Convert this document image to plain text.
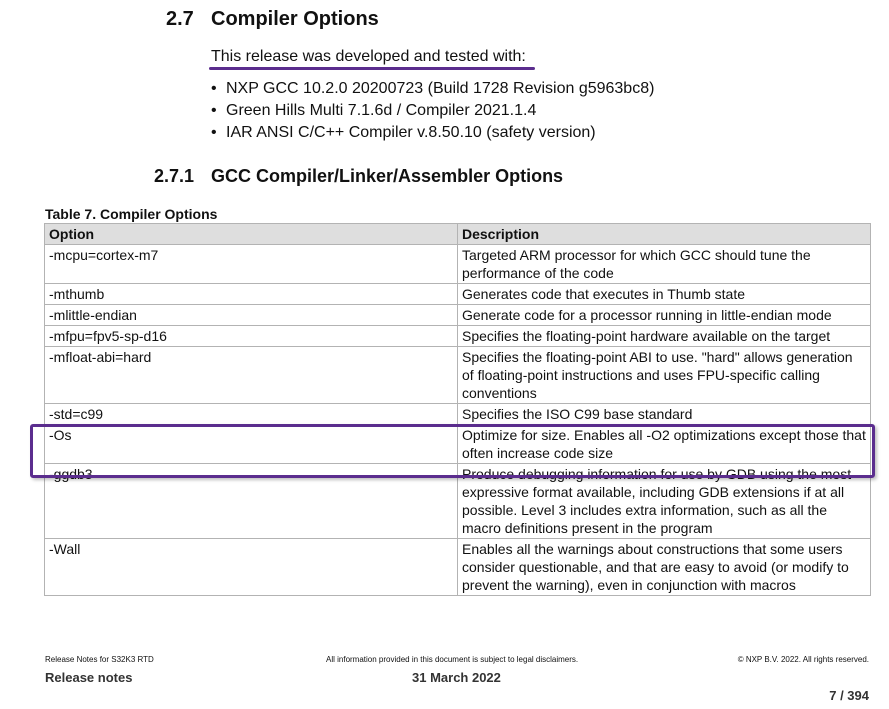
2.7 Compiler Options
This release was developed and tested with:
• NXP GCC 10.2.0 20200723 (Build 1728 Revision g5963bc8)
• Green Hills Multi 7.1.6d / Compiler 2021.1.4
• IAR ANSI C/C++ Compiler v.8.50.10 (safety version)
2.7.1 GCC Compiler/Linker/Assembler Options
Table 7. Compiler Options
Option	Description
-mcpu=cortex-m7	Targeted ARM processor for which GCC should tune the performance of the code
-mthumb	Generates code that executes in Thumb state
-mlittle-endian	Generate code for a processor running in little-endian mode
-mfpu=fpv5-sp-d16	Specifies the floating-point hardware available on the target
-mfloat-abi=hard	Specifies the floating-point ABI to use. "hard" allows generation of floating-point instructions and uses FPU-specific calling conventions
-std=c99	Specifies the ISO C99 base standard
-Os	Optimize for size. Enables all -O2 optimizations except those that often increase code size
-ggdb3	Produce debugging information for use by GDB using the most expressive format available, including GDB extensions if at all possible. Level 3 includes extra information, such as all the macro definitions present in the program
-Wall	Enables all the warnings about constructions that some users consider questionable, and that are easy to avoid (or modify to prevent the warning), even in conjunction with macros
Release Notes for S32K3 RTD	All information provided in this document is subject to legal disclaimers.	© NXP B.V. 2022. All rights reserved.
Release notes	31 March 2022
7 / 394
- - - - - - -
WRITTEN EXERCISE
Gather from the entries above all lines that include the string "processor".

SOLUTION
-mcpu=cortex-m7	Targeted ARM processor for which GCC should tune the performance of the code
-mlittle-endian	Generate code for a processor running in little-endian mode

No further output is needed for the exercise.